• Exercise description: In the data below, find every line with the string "PERÚ" and pull it out.
────────────────
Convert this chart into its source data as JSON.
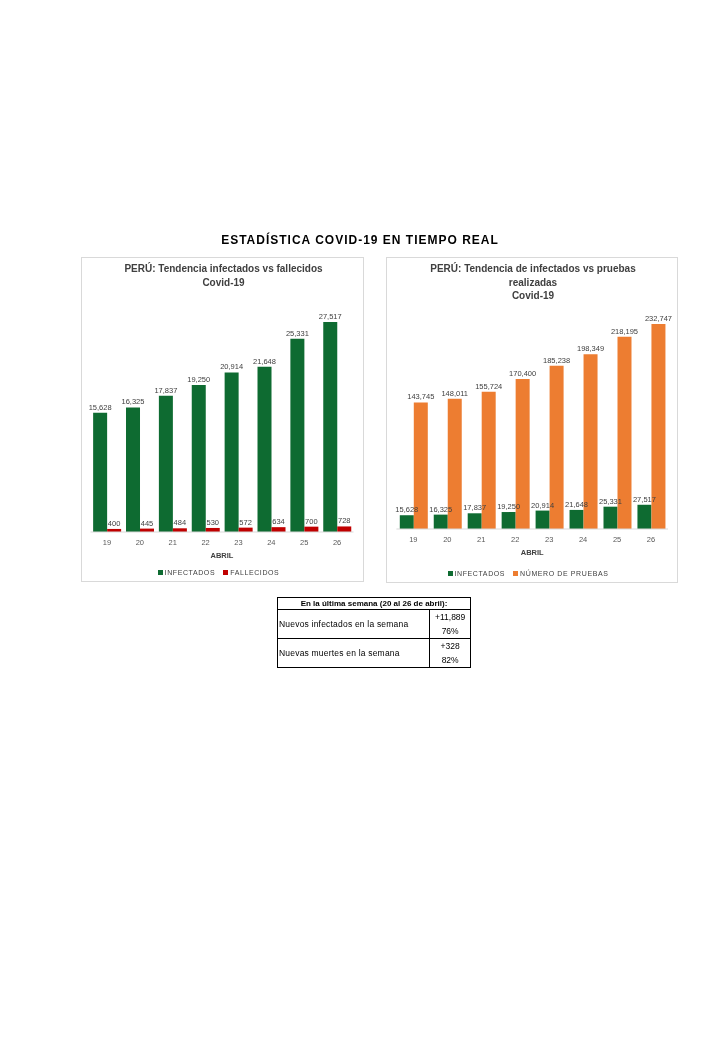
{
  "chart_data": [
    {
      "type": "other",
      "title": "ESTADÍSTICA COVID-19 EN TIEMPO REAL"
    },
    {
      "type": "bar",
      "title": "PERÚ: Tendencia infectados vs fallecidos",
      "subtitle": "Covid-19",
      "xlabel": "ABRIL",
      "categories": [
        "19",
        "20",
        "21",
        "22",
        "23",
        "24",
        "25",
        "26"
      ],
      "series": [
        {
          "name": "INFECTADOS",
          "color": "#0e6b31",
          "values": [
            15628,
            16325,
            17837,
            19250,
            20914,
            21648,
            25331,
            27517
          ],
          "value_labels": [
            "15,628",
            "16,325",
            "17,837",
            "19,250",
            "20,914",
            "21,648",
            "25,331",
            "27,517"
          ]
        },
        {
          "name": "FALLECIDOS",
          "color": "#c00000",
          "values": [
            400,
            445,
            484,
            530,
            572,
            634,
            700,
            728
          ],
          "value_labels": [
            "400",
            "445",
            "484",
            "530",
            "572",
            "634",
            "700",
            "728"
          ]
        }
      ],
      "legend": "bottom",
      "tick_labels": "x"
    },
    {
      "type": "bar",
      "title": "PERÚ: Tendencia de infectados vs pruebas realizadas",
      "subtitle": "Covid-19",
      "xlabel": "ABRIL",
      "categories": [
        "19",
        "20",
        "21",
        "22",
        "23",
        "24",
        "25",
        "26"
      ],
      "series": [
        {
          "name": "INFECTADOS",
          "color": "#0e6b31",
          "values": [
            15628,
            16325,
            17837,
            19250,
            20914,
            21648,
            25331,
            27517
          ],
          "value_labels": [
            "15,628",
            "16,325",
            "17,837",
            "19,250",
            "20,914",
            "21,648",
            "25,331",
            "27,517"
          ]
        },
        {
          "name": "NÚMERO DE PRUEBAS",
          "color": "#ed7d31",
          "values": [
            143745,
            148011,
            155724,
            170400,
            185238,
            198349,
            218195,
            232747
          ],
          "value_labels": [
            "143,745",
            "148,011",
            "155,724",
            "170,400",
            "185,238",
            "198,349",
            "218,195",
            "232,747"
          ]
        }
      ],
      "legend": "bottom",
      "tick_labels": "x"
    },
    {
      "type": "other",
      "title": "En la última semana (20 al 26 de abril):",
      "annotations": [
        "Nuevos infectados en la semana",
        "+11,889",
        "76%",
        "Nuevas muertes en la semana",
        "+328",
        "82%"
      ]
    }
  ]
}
────────────────
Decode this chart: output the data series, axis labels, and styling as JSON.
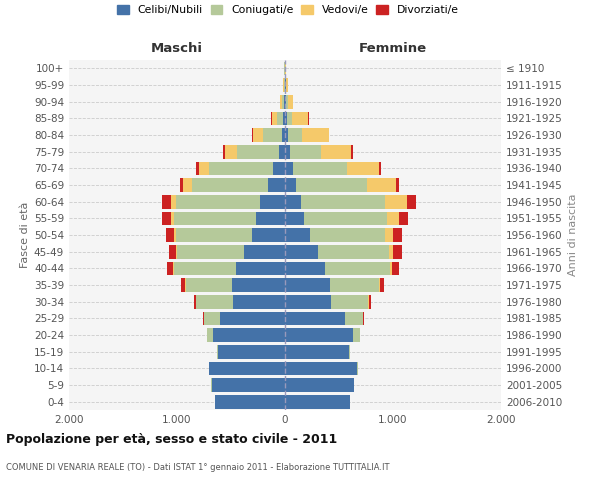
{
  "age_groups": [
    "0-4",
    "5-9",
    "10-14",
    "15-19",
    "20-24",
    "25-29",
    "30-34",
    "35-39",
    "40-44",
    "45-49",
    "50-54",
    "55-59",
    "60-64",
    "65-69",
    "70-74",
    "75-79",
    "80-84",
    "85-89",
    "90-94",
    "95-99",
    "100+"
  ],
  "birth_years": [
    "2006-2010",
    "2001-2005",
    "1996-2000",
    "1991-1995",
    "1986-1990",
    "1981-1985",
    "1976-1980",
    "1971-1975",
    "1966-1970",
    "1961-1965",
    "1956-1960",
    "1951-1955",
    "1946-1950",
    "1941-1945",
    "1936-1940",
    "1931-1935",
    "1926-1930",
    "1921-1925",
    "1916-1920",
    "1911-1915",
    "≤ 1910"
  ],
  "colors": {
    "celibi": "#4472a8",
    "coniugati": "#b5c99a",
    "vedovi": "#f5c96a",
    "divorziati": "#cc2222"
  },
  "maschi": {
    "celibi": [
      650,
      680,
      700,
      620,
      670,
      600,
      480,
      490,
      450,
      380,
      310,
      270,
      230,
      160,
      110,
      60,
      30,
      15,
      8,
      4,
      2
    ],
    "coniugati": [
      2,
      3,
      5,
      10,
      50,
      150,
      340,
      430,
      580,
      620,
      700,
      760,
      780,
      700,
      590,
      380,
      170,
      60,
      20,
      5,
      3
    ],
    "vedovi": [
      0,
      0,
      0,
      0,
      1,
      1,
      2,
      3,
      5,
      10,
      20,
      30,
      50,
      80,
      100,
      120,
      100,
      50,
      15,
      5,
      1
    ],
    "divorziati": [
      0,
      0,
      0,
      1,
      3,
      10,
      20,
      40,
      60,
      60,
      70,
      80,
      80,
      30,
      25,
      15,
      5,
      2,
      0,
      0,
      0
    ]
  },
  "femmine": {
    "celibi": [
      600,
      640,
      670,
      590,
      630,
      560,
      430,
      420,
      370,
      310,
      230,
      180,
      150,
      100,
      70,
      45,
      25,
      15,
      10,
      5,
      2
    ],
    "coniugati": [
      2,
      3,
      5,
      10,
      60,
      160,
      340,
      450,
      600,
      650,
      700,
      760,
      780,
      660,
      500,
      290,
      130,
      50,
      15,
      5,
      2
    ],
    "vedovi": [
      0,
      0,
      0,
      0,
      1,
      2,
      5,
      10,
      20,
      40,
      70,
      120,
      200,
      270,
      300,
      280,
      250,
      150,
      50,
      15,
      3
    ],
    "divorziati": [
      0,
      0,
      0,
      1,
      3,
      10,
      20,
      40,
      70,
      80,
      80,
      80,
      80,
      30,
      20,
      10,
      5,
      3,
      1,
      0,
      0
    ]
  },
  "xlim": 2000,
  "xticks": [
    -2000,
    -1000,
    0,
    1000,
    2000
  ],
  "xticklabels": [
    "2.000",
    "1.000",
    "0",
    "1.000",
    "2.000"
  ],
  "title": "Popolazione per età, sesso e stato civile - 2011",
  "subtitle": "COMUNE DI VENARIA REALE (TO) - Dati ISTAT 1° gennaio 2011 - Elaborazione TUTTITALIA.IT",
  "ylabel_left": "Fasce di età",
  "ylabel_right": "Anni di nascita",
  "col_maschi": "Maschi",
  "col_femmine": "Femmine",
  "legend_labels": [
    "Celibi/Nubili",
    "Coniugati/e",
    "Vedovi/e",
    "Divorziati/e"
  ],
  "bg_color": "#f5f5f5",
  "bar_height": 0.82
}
────────────────
• Finished answer:
      "title": "PERÚ: Tendencia infectados vs fallecidos",
      "title": "PERÚ: Tendencia de infectados vs pruebas realizadas",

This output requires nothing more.